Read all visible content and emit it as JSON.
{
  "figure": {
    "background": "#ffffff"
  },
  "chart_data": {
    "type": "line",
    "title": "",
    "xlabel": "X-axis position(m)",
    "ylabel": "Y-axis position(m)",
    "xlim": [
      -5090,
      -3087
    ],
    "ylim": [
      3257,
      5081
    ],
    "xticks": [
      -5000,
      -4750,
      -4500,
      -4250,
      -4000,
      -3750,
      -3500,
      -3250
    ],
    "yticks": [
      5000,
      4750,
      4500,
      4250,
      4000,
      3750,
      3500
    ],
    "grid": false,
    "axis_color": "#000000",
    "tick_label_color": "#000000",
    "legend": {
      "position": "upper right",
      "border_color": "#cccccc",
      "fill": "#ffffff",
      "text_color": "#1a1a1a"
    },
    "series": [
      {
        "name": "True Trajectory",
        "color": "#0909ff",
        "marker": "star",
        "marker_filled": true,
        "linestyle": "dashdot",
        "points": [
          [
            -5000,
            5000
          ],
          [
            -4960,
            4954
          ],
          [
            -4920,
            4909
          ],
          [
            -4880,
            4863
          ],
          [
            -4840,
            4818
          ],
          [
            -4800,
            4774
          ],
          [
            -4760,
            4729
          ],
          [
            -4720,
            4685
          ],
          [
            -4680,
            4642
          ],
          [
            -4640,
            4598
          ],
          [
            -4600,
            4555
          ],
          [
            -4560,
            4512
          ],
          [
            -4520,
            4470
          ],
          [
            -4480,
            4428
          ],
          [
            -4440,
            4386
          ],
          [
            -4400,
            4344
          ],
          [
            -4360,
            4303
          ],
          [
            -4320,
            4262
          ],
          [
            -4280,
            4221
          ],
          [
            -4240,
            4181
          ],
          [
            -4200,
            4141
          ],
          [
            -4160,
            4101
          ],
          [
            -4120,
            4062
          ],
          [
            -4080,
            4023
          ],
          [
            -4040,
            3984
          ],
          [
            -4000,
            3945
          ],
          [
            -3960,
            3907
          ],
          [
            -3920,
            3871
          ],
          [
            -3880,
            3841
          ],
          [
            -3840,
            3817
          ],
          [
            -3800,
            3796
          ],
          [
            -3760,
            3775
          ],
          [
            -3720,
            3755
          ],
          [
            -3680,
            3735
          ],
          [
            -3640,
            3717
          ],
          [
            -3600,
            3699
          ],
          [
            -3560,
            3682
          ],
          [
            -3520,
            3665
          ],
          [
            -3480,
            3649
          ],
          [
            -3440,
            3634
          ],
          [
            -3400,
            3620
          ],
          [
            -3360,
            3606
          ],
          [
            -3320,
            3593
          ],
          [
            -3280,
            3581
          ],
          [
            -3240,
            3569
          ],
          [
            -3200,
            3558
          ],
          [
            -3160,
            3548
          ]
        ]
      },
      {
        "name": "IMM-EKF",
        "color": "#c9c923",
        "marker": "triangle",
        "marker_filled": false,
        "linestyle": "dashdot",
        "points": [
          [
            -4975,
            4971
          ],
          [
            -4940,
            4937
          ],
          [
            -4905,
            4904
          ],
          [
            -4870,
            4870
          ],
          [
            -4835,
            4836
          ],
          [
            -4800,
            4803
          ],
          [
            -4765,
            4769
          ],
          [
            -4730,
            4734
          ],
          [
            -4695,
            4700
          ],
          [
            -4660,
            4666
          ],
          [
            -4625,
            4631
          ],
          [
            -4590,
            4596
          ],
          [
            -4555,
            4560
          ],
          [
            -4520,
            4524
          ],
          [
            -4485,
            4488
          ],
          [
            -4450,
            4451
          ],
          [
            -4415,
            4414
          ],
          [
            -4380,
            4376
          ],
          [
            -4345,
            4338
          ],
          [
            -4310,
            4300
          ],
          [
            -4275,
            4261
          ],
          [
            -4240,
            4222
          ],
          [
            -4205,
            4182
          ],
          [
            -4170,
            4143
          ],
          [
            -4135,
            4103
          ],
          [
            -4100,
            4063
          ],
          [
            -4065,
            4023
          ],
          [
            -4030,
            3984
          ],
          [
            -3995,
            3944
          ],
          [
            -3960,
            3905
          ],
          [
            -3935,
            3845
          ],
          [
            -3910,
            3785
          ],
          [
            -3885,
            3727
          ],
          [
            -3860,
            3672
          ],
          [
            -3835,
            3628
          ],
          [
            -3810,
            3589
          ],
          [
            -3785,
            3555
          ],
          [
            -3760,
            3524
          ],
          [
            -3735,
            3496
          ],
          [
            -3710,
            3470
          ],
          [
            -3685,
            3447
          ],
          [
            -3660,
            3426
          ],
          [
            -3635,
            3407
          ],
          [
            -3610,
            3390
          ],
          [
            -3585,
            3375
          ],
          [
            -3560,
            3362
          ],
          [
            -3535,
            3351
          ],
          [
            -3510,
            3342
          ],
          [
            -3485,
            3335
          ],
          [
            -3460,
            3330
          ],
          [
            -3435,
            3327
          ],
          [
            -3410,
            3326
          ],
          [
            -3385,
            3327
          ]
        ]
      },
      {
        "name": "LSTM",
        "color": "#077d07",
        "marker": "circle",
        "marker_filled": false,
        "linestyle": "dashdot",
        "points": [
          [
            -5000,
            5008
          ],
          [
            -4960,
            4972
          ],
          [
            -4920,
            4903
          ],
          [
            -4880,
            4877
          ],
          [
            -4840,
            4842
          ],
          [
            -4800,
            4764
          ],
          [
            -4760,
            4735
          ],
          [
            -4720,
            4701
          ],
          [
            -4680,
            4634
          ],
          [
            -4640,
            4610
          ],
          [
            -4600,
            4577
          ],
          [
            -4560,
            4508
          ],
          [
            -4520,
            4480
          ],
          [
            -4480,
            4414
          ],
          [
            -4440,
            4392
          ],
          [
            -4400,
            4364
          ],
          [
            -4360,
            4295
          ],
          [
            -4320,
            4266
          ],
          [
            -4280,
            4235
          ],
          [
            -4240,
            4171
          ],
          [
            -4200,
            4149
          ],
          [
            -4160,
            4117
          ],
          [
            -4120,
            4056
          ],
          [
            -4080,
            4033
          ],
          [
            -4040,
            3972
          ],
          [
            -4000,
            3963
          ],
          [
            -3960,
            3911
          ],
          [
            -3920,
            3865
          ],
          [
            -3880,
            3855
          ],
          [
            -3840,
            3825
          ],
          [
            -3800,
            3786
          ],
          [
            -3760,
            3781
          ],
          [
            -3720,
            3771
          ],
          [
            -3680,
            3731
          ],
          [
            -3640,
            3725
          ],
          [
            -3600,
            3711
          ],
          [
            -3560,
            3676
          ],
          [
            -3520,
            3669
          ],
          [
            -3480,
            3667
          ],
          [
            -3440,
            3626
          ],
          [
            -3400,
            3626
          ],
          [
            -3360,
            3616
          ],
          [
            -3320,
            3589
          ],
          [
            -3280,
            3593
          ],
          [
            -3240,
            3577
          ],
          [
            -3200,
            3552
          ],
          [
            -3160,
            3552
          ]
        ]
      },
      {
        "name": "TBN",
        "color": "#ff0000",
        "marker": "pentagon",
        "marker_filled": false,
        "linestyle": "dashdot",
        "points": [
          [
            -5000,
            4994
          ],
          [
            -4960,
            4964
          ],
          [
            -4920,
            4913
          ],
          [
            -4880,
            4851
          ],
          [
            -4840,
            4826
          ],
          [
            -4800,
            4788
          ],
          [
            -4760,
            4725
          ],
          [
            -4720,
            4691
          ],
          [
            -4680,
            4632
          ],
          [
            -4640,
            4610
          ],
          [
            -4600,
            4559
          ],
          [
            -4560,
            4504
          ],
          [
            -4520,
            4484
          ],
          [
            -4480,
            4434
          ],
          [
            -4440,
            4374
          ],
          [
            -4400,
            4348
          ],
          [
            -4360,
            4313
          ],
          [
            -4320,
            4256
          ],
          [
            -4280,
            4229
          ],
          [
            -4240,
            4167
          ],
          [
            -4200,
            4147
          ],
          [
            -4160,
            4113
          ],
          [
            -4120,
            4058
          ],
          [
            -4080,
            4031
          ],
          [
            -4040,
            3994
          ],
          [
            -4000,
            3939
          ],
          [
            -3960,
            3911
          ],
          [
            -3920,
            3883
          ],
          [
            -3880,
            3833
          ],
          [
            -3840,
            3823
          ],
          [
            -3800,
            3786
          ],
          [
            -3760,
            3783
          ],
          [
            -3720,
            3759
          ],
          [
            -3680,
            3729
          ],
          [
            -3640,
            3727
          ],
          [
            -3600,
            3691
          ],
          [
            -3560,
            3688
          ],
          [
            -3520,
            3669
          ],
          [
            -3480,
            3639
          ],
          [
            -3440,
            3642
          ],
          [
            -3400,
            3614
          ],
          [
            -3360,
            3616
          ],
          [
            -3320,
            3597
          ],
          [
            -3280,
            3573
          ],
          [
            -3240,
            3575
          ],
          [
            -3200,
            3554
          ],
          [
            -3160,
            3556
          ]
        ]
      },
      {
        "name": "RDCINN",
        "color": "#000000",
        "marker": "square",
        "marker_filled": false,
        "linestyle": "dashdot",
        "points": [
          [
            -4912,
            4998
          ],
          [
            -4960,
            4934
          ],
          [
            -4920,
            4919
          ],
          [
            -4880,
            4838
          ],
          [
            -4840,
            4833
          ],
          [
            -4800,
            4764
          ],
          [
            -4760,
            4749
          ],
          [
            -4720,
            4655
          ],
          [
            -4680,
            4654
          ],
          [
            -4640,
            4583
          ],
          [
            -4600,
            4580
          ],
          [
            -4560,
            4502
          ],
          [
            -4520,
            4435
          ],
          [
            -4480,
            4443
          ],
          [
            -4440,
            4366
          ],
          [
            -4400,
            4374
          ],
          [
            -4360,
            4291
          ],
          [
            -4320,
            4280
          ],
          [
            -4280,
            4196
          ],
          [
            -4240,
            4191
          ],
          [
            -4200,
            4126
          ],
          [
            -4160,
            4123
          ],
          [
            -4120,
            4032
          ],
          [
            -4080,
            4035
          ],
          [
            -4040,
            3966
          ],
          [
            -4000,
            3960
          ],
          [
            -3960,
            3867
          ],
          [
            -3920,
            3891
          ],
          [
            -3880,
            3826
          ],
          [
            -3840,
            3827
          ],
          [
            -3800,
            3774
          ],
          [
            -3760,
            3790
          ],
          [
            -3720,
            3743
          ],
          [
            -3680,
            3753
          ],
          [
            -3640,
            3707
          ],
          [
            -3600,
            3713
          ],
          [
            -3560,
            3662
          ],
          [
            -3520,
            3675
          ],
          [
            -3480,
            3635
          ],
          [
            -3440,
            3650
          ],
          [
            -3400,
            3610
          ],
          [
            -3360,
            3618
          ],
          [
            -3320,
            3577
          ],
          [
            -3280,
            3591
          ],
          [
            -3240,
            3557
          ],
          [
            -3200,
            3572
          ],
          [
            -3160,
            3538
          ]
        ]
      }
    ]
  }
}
☆ ☆ ☆ ☆
#### The task:
From the data, pick out every line that includes "name".

#### Worked answer:
        "name": "True Trajectory",
        "name": "IMM-EKF",
        "name": "LSTM",
        "name": "TBN",
        "name": "RDCINN",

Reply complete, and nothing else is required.